- [GIVEN DATA]:
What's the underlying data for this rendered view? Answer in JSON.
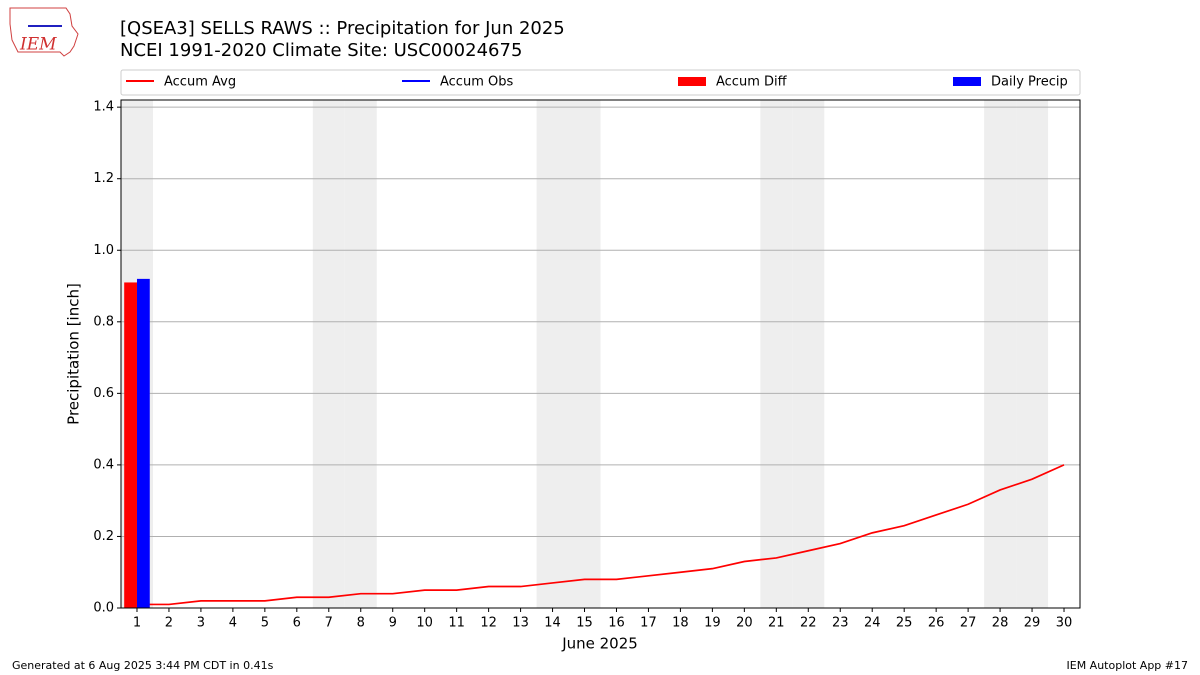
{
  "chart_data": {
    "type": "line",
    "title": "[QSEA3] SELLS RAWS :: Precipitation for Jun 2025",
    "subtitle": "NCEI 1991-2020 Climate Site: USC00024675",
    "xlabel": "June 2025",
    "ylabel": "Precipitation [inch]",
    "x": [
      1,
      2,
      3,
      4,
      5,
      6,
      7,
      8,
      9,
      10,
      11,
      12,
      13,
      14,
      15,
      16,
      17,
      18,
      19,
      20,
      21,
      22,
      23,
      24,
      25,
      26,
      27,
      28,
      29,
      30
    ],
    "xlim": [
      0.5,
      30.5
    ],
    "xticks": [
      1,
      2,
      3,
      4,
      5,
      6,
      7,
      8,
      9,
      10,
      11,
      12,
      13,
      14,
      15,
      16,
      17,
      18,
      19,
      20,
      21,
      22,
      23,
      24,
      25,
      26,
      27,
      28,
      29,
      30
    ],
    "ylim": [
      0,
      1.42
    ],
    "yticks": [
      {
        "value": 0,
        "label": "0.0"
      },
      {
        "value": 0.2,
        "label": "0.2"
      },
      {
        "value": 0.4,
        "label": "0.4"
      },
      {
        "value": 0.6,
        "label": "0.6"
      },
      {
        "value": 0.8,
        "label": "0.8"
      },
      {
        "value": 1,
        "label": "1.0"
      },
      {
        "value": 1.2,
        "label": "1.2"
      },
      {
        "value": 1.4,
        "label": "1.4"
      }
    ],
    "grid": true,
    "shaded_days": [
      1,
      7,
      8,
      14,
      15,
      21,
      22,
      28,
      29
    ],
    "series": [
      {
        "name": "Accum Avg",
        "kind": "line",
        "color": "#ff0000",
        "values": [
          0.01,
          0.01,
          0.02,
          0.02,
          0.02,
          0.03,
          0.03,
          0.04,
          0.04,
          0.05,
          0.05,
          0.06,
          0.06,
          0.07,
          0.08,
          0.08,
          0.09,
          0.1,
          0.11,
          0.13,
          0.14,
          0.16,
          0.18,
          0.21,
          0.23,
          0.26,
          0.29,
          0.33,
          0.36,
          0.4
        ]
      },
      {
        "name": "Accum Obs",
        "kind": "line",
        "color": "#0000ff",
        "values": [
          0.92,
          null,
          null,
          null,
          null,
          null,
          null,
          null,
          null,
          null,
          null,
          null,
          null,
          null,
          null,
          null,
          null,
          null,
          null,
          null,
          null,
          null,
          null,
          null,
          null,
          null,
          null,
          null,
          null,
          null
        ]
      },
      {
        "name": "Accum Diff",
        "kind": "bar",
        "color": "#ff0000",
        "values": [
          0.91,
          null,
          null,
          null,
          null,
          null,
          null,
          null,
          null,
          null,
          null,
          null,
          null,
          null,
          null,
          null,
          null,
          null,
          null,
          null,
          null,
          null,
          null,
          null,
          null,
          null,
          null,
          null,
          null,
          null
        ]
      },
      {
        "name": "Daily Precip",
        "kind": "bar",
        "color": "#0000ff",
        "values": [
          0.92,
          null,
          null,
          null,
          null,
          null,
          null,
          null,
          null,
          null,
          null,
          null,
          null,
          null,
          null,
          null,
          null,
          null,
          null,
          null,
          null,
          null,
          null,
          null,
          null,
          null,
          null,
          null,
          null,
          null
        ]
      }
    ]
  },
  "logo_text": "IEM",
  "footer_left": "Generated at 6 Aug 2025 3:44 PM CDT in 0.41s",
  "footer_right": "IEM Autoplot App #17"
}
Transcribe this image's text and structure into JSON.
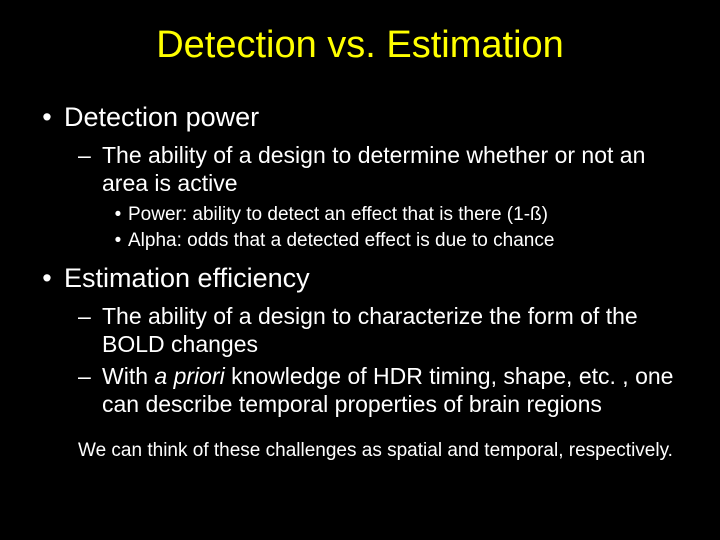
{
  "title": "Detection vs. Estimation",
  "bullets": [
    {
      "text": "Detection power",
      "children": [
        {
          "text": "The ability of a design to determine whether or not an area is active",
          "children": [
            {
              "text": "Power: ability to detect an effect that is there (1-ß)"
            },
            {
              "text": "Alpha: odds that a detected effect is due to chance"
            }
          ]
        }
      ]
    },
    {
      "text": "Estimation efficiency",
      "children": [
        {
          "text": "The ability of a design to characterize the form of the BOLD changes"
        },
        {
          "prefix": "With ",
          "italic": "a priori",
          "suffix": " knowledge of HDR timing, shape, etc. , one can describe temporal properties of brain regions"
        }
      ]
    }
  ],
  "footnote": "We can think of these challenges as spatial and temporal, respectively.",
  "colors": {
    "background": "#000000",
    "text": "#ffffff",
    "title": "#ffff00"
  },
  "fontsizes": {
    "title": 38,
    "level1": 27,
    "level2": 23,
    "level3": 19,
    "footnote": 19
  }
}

- [EXERCISE TASK]: Restate the data above word for word. Skip every picture.

- [THE ANSWER]:
What's the underlying data for this rendered view? Answer in JSON.
{
  "chart_data": {
    "type": "line",
    "title": "[QSEA3] SELLS RAWS :: Precipitation for Jun 2025",
    "subtitle": "NCEI 1991-2020 Climate Site: USC00024675",
    "xlabel": "June 2025",
    "ylabel": "Precipitation [inch]",
    "x": [
      1,
      2,
      3,
      4,
      5,
      6,
      7,
      8,
      9,
      10,
      11,
      12,
      13,
      14,
      15,
      16,
      17,
      18,
      19,
      20,
      21,
      22,
      23,
      24,
      25,
      26,
      27,
      28,
      29,
      30
    ],
    "xlim": [
      0.5,
      30.5
    ],
    "xticks": [
      1,
      2,
      3,
      4,
      5,
      6,
      7,
      8,
      9,
      10,
      11,
      12,
      13,
      14,
      15,
      16,
      17,
      18,
      19,
      20,
      21,
      22,
      23,
      24,
      25,
      26,
      27,
      28,
      29,
      30
    ],
    "ylim": [
      0,
      1.42
    ],
    "yticks": [
      {
        "value": 0,
        "label": "0.0"
      },
      {
        "value": 0.2,
        "label": "0.2"
      },
      {
        "value": 0.4,
        "label": "0.4"
      },
      {
        "value": 0.6,
        "label": "0.6"
      },
      {
        "value": 0.8,
        "label": "0.8"
      },
      {
        "value": 1,
        "label": "1.0"
      },
      {
        "value": 1.2,
        "label": "1.2"
      },
      {
        "value": 1.4,
        "label": "1.4"
      }
    ],
    "grid": true,
    "shaded_days": [
      1,
      7,
      8,
      14,
      15,
      21,
      22,
      28,
      29
    ],
    "series": [
      {
        "name": "Accum Avg",
        "kind": "line",
        "color": "#ff0000",
        "values": [
          0.01,
          0.01,
          0.02,
          0.02,
          0.02,
          0.03,
          0.03,
          0.04,
          0.04,
          0.05,
          0.05,
          0.06,
          0.06,
          0.07,
          0.08,
          0.08,
          0.09,
          0.1,
          0.11,
          0.13,
          0.14,
          0.16,
          0.18,
          0.21,
          0.23,
          0.26,
          0.29,
          0.33,
          0.36,
          0.4
        ]
      },
      {
        "name": "Accum Obs",
        "kind": "line",
        "color": "#0000ff",
        "values": [
          0.92,
          null,
          null,
          null,
          null,
          null,
          null,
          null,
          null,
          null,
          null,
          null,
          null,
          null,
          null,
          null,
          null,
          null,
          null,
          null,
          null,
          null,
          null,
          null,
          null,
          null,
          null,
          null,
          null,
          null
        ]
      },
      {
        "name": "Accum Diff",
        "kind": "bar",
        "color": "#ff0000",
        "values": [
          0.91,
          null,
          null,
          null,
          null,
          null,
          null,
          null,
          null,
          null,
          null,
          null,
          null,
          null,
          null,
          null,
          null,
          null,
          null,
          null,
          null,
          null,
          null,
          null,
          null,
          null,
          null,
          null,
          null,
          null
        ]
      },
      {
        "name": "Daily Precip",
        "kind": "bar",
        "color": "#0000ff",
        "values": [
          0.92,
          null,
          null,
          null,
          null,
          null,
          null,
          null,
          null,
          null,
          null,
          null,
          null,
          null,
          null,
          null,
          null,
          null,
          null,
          null,
          null,
          null,
          null,
          null,
          null,
          null,
          null,
          null,
          null,
          null
        ]
      }
    ]
  },
  "logo_text": "IEM",
  "footer_left": "Generated at 6 Aug 2025 3:44 PM CDT in 0.41s",
  "footer_right": "IEM Autoplot App #17"
}
Transcribe this image's text and structure into JSON.
{
  "title": "Detection vs. Estimation",
  "bullets": [
    {
      "text": "Detection power",
      "children": [
        {
          "text": "The ability of a design to determine whether or not an area is active",
          "children": [
            {
              "text": "Power: ability to detect an effect that is there (1-ß)"
            },
            {
              "text": "Alpha: odds that a detected effect is due to chance"
            }
          ]
        }
      ]
    },
    {
      "text": "Estimation efficiency",
      "children": [
        {
          "text": "The ability of a design to characterize the form of the BOLD changes"
        },
        {
          "prefix": "With ",
          "italic": "a priori",
          "suffix": " knowledge of HDR timing, shape, etc. , one can describe temporal properties of brain regions"
        }
      ]
    }
  ],
  "footnote": "We can think of these challenges as spatial and temporal, respectively.",
  "colors": {
    "background": "#000000",
    "text": "#ffffff",
    "title": "#ffff00"
  },
  "fontsizes": {
    "title": 38,
    "level1": 27,
    "level2": 23,
    "level3": 19,
    "footnote": 19
  }
}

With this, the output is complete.